== Raw records ==
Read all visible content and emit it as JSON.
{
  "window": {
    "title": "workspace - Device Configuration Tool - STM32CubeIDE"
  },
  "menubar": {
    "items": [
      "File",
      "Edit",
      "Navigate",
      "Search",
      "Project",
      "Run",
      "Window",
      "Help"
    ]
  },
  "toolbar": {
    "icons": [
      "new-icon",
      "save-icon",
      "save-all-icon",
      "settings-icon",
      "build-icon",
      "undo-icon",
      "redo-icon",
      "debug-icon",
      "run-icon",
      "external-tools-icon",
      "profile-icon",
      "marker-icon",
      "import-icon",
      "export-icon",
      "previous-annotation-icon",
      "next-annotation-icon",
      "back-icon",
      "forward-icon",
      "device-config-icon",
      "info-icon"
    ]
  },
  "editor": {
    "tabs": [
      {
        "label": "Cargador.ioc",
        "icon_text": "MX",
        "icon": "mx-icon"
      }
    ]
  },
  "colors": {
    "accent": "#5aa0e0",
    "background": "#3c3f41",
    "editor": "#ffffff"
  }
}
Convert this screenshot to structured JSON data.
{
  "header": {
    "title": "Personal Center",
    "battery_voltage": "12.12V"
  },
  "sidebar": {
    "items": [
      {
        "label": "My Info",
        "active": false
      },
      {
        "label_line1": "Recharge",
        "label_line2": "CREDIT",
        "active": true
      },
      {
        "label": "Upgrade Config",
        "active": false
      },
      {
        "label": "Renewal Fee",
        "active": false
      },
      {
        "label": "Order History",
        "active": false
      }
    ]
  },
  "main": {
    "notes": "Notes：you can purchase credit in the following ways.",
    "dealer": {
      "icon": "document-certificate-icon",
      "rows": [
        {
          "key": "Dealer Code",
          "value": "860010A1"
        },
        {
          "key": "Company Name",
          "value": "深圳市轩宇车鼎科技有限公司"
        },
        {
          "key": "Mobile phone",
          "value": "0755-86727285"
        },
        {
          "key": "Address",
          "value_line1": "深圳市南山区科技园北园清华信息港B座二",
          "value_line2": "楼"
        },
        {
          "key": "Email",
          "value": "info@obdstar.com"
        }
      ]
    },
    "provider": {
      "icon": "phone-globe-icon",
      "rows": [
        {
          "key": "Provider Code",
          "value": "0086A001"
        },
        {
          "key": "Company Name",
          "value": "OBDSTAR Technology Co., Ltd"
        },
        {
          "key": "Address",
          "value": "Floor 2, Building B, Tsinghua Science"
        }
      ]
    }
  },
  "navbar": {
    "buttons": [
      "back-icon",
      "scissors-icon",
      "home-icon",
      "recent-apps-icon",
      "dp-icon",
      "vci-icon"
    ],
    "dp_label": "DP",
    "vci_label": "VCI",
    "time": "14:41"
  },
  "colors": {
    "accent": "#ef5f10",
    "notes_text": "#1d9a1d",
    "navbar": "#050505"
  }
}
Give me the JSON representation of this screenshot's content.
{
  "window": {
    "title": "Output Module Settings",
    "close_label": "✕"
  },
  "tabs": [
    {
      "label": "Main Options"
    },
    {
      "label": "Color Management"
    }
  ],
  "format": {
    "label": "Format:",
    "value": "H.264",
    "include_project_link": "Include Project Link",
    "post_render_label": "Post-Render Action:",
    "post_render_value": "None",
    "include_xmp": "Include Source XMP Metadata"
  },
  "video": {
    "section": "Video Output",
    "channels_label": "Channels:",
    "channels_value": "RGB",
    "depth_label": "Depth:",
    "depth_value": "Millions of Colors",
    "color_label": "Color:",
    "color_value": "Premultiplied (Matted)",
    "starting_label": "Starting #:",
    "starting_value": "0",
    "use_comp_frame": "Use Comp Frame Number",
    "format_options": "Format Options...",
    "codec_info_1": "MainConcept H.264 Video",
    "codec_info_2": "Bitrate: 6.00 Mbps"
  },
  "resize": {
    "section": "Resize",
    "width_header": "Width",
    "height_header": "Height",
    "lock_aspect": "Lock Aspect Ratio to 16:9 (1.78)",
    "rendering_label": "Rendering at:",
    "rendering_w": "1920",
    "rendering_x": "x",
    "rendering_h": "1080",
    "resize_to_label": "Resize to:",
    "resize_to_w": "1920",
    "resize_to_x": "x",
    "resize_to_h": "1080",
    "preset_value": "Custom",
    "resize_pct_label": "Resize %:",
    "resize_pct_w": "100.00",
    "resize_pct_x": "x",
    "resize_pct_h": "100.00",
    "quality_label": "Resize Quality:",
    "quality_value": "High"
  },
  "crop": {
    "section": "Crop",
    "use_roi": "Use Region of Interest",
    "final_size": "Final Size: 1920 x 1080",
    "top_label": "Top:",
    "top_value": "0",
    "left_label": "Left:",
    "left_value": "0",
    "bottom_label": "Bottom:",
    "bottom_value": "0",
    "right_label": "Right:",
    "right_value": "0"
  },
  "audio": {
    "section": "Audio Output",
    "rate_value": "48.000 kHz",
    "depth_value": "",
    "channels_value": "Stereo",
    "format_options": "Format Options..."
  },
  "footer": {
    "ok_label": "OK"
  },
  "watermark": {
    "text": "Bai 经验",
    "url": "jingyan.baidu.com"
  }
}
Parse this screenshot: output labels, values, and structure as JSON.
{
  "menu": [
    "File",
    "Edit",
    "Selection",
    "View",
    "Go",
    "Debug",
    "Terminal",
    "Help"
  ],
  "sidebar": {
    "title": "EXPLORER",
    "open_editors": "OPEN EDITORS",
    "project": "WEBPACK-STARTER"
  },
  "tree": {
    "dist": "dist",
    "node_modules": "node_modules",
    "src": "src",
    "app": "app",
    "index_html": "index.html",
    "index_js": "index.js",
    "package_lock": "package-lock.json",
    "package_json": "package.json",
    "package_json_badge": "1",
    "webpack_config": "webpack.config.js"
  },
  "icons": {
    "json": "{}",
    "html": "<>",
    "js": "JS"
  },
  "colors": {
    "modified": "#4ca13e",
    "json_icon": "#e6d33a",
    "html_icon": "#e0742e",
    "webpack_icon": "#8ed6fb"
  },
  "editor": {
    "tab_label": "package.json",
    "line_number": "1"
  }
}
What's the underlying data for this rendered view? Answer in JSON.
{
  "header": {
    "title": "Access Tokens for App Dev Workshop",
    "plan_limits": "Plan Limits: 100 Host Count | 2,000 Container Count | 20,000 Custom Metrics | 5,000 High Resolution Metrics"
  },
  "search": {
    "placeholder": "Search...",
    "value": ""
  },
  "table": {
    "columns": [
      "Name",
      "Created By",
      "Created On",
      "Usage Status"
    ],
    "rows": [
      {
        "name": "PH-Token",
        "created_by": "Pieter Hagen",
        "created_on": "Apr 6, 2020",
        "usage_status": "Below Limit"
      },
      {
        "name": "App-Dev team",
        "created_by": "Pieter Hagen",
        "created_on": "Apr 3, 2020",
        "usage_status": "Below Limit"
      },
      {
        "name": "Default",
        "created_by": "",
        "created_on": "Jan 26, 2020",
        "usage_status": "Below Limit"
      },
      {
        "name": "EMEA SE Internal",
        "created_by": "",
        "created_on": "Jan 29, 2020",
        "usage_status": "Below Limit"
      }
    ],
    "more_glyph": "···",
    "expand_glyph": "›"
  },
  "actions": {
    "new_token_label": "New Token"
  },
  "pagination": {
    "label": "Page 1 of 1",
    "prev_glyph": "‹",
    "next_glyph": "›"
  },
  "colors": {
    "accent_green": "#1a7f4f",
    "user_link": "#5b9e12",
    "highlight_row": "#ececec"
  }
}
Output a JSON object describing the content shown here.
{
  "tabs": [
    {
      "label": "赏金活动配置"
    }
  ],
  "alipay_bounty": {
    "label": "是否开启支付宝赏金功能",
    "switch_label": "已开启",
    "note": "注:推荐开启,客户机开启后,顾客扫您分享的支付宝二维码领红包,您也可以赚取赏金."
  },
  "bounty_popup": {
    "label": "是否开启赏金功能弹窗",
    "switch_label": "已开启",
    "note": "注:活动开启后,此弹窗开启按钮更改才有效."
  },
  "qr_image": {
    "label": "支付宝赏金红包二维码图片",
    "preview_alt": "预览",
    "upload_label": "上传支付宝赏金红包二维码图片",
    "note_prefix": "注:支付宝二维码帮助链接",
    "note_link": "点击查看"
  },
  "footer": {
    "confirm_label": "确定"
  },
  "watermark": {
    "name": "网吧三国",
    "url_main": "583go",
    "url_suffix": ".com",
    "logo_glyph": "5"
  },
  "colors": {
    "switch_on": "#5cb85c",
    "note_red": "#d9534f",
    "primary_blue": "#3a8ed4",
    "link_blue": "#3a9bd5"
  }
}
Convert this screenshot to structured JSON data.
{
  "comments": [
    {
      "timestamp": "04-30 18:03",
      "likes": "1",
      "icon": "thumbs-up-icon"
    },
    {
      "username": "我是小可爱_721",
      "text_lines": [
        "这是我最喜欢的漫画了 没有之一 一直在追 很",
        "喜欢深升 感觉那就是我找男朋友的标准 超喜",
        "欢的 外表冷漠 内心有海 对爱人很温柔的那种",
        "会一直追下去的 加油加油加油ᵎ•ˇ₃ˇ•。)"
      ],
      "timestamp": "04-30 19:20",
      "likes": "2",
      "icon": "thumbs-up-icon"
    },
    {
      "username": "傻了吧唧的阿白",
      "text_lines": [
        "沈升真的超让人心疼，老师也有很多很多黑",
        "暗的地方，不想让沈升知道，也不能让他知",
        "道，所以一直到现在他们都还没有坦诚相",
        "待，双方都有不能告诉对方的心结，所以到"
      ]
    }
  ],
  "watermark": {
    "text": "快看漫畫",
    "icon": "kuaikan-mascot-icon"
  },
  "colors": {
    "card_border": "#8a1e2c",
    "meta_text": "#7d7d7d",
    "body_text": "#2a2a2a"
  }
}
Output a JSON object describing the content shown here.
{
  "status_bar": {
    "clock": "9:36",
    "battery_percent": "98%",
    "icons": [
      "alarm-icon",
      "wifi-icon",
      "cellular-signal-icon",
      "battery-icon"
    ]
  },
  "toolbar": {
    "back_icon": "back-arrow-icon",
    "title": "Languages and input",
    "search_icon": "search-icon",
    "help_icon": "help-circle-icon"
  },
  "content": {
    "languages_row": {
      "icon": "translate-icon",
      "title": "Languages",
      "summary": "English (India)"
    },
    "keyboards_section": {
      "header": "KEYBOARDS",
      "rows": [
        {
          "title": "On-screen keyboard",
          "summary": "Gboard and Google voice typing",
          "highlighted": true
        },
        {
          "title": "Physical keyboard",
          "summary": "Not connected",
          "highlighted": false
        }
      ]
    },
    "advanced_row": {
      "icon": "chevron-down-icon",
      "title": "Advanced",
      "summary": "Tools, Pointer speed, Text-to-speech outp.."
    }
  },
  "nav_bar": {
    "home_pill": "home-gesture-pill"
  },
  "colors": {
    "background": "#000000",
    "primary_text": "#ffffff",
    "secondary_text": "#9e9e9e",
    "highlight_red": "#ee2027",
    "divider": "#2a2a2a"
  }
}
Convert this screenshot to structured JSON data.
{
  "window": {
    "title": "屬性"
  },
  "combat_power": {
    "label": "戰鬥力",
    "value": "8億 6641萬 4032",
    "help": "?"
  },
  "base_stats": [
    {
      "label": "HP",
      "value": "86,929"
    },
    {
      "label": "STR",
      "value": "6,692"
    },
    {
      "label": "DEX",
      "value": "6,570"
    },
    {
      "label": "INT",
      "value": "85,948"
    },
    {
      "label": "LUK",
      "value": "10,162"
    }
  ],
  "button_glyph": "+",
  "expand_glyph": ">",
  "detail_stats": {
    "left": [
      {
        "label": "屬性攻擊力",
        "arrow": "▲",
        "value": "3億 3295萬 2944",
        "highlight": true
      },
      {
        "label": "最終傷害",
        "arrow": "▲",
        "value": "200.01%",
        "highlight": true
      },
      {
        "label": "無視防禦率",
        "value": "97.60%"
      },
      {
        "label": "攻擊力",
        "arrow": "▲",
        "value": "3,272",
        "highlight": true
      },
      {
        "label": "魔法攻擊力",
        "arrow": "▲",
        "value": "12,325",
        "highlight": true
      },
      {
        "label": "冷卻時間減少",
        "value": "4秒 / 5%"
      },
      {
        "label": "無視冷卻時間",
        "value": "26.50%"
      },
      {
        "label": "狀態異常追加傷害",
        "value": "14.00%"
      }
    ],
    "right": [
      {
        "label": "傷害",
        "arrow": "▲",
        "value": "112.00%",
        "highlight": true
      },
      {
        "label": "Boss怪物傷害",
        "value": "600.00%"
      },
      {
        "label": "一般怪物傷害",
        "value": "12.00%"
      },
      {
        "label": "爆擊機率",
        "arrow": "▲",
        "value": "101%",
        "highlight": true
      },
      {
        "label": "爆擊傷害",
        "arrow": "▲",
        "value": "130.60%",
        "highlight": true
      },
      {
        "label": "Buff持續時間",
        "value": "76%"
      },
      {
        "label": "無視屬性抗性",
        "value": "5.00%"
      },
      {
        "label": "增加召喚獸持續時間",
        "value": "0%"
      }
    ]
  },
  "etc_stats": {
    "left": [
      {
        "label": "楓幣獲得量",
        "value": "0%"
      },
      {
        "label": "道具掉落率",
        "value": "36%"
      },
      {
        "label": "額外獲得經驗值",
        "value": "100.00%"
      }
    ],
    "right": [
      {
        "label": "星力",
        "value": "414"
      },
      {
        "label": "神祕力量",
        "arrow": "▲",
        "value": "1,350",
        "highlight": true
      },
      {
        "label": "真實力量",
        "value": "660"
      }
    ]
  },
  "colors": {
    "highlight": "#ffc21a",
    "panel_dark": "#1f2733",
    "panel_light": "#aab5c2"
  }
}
===
Goal of the exercise: What is the number of lines in the listing above that contain the string "timestamp"? Give only the number.

Response to the exercise: 2